## The exercise
All lines in which the word "motel" occurs are to be extracted.

## Chart and figure data
════════

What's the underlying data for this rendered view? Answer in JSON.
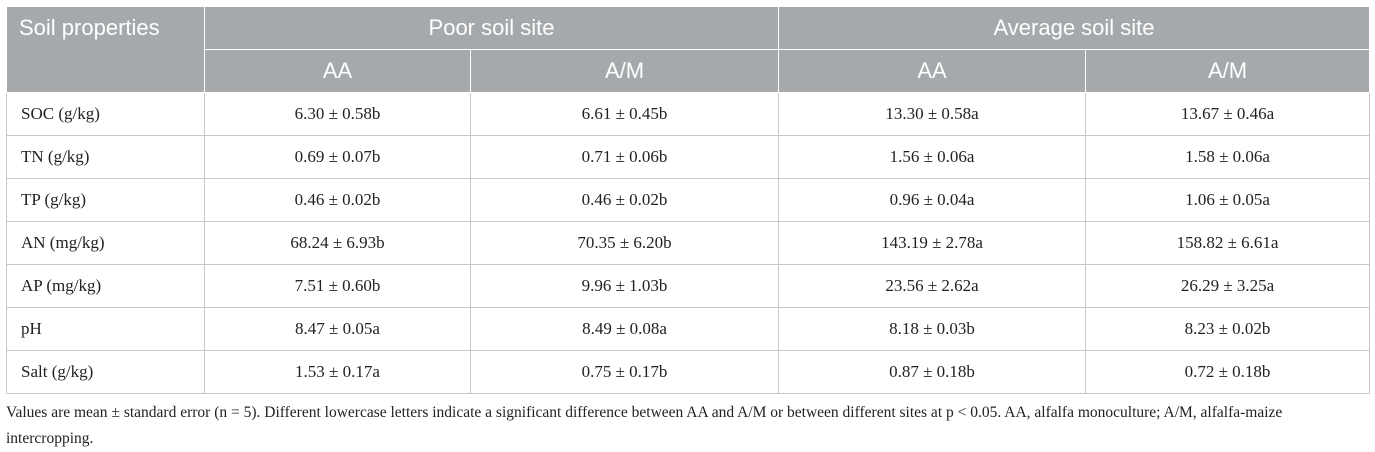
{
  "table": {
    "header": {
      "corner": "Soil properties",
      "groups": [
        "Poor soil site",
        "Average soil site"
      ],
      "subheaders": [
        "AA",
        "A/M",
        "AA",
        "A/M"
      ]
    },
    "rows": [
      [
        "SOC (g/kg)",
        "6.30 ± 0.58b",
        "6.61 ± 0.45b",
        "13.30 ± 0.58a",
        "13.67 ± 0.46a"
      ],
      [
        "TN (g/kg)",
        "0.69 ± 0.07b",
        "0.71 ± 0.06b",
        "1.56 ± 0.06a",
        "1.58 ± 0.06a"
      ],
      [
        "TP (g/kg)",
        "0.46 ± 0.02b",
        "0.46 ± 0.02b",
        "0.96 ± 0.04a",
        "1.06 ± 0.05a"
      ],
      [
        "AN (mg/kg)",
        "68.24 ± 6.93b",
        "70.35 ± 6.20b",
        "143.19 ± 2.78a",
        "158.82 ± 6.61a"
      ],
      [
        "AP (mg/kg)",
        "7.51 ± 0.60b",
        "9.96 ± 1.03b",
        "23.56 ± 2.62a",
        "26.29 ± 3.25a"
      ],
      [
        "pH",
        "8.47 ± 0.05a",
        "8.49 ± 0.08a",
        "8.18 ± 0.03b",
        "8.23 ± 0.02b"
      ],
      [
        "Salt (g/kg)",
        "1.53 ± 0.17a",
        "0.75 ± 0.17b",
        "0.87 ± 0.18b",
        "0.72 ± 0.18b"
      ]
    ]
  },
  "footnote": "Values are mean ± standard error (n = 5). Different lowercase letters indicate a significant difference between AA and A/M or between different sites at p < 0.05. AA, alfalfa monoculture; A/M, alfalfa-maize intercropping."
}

════════

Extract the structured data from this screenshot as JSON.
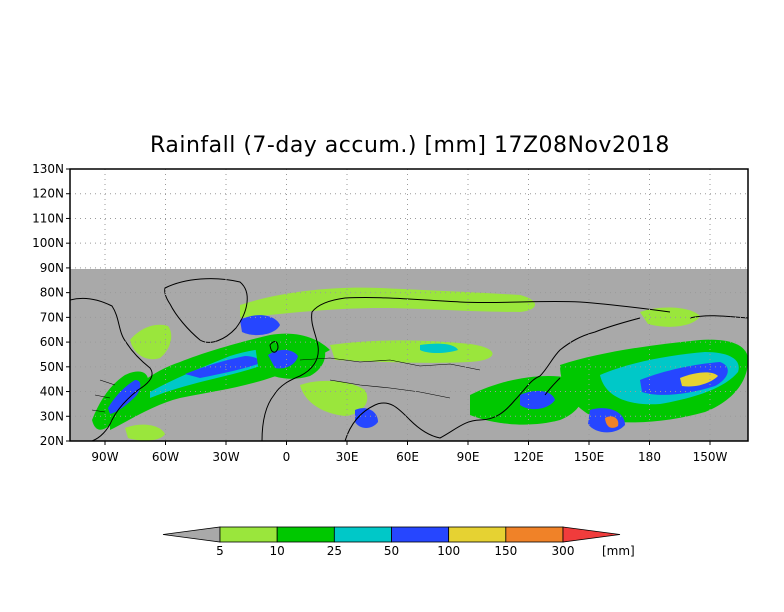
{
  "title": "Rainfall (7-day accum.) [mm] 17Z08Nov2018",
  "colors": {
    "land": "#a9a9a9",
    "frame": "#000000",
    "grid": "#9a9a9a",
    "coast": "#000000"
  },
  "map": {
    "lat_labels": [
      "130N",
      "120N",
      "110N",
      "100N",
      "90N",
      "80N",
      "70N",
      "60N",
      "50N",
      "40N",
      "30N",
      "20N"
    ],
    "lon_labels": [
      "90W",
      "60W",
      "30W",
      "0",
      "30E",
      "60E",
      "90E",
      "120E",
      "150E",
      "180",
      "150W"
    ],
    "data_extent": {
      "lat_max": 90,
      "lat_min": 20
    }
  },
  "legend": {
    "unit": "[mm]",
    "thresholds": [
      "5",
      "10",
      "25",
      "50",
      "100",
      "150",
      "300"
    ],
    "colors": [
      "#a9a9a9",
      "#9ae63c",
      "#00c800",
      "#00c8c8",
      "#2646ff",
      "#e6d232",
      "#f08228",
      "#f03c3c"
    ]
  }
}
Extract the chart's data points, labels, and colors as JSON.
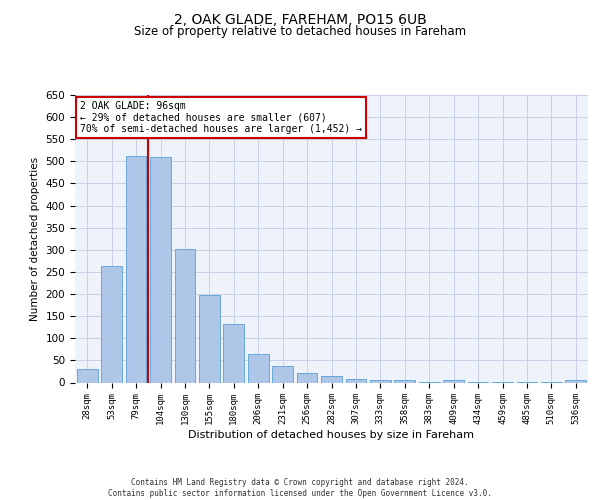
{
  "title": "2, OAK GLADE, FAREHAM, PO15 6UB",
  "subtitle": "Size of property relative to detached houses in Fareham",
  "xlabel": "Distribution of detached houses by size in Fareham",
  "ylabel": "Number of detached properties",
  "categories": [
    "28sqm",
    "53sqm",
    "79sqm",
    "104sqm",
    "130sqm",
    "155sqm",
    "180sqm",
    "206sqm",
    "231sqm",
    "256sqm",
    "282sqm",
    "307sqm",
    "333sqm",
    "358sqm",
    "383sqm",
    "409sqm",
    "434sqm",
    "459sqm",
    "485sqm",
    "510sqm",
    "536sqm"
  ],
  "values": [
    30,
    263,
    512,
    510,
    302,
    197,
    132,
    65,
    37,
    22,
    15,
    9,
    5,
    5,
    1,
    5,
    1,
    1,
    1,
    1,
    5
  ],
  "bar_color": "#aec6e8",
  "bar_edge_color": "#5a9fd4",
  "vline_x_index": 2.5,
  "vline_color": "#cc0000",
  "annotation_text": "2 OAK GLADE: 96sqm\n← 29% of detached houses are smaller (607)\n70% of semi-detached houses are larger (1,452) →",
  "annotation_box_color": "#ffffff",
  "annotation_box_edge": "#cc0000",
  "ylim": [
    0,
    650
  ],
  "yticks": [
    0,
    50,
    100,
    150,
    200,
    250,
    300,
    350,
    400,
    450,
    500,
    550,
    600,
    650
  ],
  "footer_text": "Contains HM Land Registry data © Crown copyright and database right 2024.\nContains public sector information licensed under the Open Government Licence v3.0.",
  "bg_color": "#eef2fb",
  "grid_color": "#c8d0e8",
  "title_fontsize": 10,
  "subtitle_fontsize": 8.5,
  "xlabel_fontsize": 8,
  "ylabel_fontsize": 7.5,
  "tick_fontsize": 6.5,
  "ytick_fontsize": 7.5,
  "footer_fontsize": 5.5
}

════════

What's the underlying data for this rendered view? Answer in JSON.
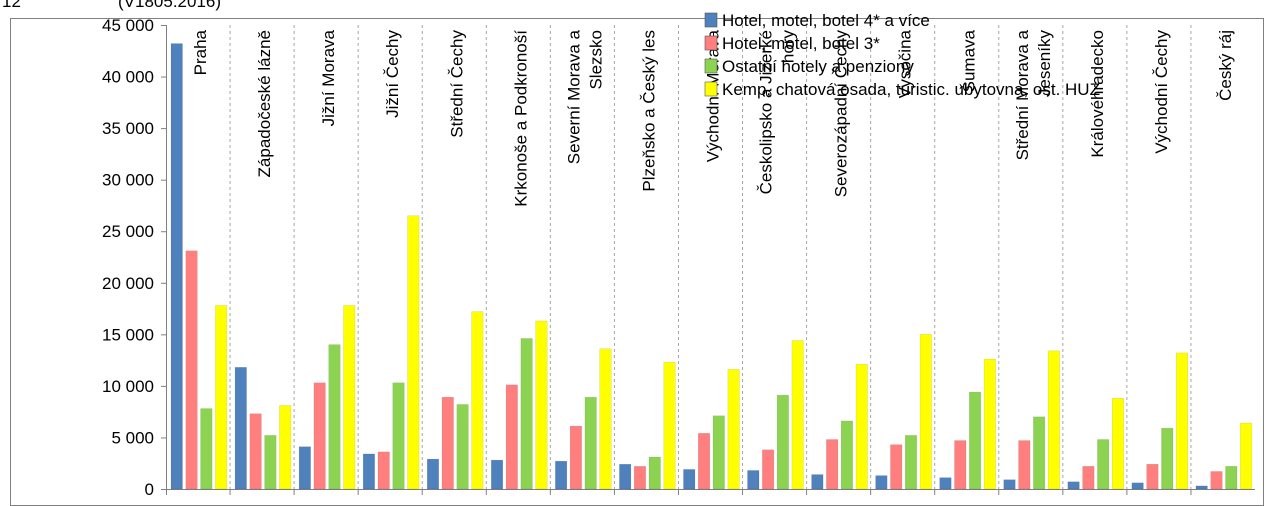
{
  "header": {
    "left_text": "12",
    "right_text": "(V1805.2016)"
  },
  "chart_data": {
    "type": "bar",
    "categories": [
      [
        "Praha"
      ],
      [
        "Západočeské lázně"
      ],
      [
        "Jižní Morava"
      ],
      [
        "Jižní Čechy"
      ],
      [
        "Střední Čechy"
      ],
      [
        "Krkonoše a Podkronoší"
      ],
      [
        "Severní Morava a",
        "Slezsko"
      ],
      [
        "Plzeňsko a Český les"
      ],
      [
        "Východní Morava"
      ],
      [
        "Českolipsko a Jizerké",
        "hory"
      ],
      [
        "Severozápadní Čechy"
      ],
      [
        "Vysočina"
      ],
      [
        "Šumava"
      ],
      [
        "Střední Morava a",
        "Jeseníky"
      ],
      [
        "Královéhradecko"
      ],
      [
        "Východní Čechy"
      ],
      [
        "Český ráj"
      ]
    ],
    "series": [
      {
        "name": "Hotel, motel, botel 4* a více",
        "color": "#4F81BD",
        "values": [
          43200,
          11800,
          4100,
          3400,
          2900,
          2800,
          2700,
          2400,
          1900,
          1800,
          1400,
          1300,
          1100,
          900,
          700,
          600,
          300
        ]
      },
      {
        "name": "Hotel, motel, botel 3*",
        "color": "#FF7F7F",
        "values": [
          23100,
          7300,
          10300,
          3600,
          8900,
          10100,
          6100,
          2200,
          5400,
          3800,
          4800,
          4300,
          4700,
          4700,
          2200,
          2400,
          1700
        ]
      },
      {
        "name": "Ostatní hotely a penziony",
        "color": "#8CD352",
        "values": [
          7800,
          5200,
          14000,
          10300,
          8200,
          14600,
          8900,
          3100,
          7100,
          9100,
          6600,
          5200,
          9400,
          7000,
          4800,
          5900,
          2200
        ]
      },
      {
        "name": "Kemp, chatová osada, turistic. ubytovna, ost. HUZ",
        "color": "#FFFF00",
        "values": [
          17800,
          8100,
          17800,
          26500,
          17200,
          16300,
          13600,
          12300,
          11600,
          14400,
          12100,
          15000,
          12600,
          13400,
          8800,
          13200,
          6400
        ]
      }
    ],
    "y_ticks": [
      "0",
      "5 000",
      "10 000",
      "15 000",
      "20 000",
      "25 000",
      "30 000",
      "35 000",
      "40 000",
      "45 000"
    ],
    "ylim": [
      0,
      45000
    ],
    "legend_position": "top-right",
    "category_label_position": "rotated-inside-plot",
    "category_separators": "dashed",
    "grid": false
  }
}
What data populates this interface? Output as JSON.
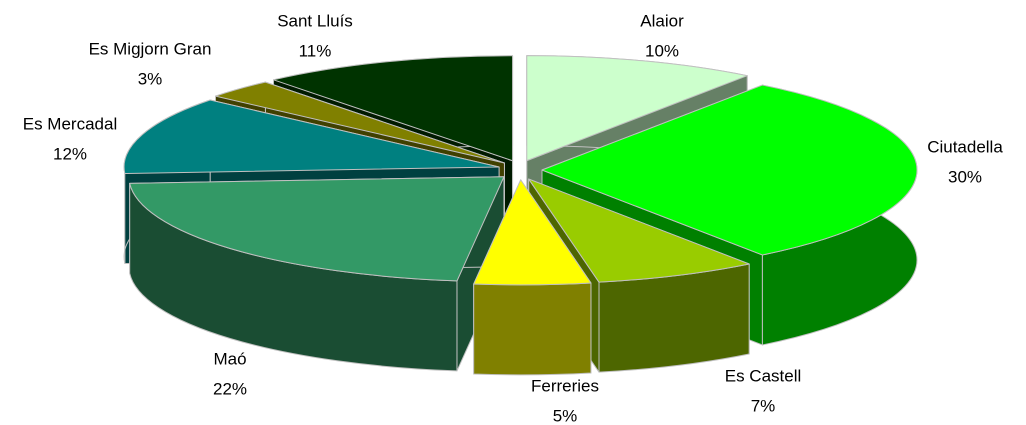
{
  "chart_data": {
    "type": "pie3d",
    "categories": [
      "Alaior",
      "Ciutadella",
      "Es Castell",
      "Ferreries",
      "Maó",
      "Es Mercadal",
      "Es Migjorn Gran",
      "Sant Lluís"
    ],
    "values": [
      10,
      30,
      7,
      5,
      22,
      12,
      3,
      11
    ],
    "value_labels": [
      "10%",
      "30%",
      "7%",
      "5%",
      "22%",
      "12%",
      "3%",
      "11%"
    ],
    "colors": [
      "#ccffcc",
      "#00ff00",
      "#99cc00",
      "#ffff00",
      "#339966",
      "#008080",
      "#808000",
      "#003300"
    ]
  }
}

════════

## The response
        "name": "Hotel, motel, botel 4* a více",
        "name": "Hotel, motel, botel 3*",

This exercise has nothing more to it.